Your task is to repeat all of the material exactly.

*** Supplied data

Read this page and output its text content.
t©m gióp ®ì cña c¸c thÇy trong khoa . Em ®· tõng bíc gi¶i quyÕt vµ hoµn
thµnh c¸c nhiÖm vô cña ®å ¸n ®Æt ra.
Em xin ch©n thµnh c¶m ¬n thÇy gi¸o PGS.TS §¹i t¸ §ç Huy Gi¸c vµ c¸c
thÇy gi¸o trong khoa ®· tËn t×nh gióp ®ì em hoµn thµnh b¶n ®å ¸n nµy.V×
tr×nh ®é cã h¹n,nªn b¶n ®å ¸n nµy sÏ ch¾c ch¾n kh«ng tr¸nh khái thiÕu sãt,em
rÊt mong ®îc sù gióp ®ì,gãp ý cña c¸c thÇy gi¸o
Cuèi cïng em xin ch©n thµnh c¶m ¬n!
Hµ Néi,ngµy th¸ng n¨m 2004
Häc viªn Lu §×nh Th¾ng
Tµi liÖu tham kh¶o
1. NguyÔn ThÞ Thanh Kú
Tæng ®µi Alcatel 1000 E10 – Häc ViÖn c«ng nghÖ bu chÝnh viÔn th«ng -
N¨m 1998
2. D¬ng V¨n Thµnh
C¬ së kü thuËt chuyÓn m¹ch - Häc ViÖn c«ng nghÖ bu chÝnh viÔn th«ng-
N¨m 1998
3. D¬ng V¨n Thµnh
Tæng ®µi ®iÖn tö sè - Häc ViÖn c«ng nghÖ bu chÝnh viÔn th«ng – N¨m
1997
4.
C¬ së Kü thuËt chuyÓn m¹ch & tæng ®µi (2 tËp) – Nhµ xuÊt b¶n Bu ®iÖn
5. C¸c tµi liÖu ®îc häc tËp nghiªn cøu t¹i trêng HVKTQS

******

• _Task result_:
Read this page and output its text content.
t©m gióp ®ì cña c¸c thÇy trong khoa . Em ®· tõng bíc gi¶i quyÕt vµ hoµn
thµnh c¸c nhiÖm vô cña ®å ¸n ®Æt ra.
Em xin ch©n thµnh c¶m ¬n thÇy gi¸o PGS.TS §¹i t¸ §ç Huy Gi¸c vµ c¸c
thÇy gi¸o trong khoa ®· tËn t×nh gióp ®ì em hoµn thµnh b¶n ®å ¸n nµy.V×
tr×nh ®é cã h¹n,nªn b¶n ®å ¸n nµy sÏ ch¾c ch¾n kh«ng tr¸nh khái thiÕu sãt,em
rÊt mong ®îc sù gióp ®ì,gãp ý cña c¸c thÇy gi¸o
Cuèi cïng em xin ch©n thµnh c¶m ¬n!
Hµ Néi,ngµy th¸ng n¨m 2004
Häc viªn Lu §×nh Th¾ng
Tµi liÖu tham kh¶o
1. NguyÔn ThÞ Thanh Kú
Tæng ®µi Alcatel 1000 E10 – Häc ViÖn c«ng nghÖ bu chÝnh viÔn th«ng -
N¨m 1998
2. D¬ng V¨n Thµnh
C¬ së kü thuËt chuyÓn m¹ch - Häc ViÖn c«ng nghÖ bu chÝnh viÔn th«ng-
N¨m 1998
3. D¬ng V¨n Thµnh
Tæng ®µi ®iÖn tö sè - Häc ViÖn c«ng nghÖ bu chÝnh viÔn th«ng – N¨m
1997
4.
C¬ së Kü thuËt chuyÓn m¹ch & tæng ®µi (2 tËp) – Nhµ xuÊt b¶n Bu ®iÖn
5. C¸c tµi liÖu ®îc häc tËp nghiªn cøu t¹i trêng HVKTQS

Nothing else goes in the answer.